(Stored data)
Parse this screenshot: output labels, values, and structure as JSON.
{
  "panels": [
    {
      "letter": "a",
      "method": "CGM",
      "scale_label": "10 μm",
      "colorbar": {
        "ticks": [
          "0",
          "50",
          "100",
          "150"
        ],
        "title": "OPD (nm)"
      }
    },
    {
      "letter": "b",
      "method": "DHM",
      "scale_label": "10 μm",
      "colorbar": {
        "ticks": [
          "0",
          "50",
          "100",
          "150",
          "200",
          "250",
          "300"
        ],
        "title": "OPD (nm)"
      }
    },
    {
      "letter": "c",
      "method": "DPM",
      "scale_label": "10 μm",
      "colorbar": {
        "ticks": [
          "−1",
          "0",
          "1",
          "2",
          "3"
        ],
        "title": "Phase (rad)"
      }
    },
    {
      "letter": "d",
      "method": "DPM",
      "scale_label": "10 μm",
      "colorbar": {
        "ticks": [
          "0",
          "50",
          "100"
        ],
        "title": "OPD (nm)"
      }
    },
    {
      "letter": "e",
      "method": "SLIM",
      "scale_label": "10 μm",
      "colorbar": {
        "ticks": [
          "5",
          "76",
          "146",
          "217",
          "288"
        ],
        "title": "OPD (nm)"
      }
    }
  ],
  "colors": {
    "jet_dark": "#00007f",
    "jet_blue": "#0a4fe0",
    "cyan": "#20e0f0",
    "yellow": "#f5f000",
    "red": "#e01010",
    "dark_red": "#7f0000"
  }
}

[What is being asked] In this exercise, repeat all entries exactly.

[Written response]
Parse this screenshot: output labels, values, and structure as JSON.
{
  "panels": [
    {
      "letter": "a",
      "method": "CGM",
      "scale_label": "10 μm",
      "colorbar": {
        "ticks": [
          "0",
          "50",
          "100",
          "150"
        ],
        "title": "OPD (nm)"
      }
    },
    {
      "letter": "b",
      "method": "DHM",
      "scale_label": "10 μm",
      "colorbar": {
        "ticks": [
          "0",
          "50",
          "100",
          "150",
          "200",
          "250",
          "300"
        ],
        "title": "OPD (nm)"
      }
    },
    {
      "letter": "c",
      "method": "DPM",
      "scale_label": "10 μm",
      "colorbar": {
        "ticks": [
          "−1",
          "0",
          "1",
          "2",
          "3"
        ],
        "title": "Phase (rad)"
      }
    },
    {
      "letter": "d",
      "method": "DPM",
      "scale_label": "10 μm",
      "colorbar": {
        "ticks": [
          "0",
          "50",
          "100"
        ],
        "title": "OPD (nm)"
      }
    },
    {
      "letter": "e",
      "method": "SLIM",
      "scale_label": "10 μm",
      "colorbar": {
        "ticks": [
          "5",
          "76",
          "146",
          "217",
          "288"
        ],
        "title": "OPD (nm)"
      }
    }
  ],
  "colors": {
    "jet_dark": "#00007f",
    "jet_blue": "#0a4fe0",
    "cyan": "#20e0f0",
    "yellow": "#f5f000",
    "red": "#e01010",
    "dark_red": "#7f0000"
  }
}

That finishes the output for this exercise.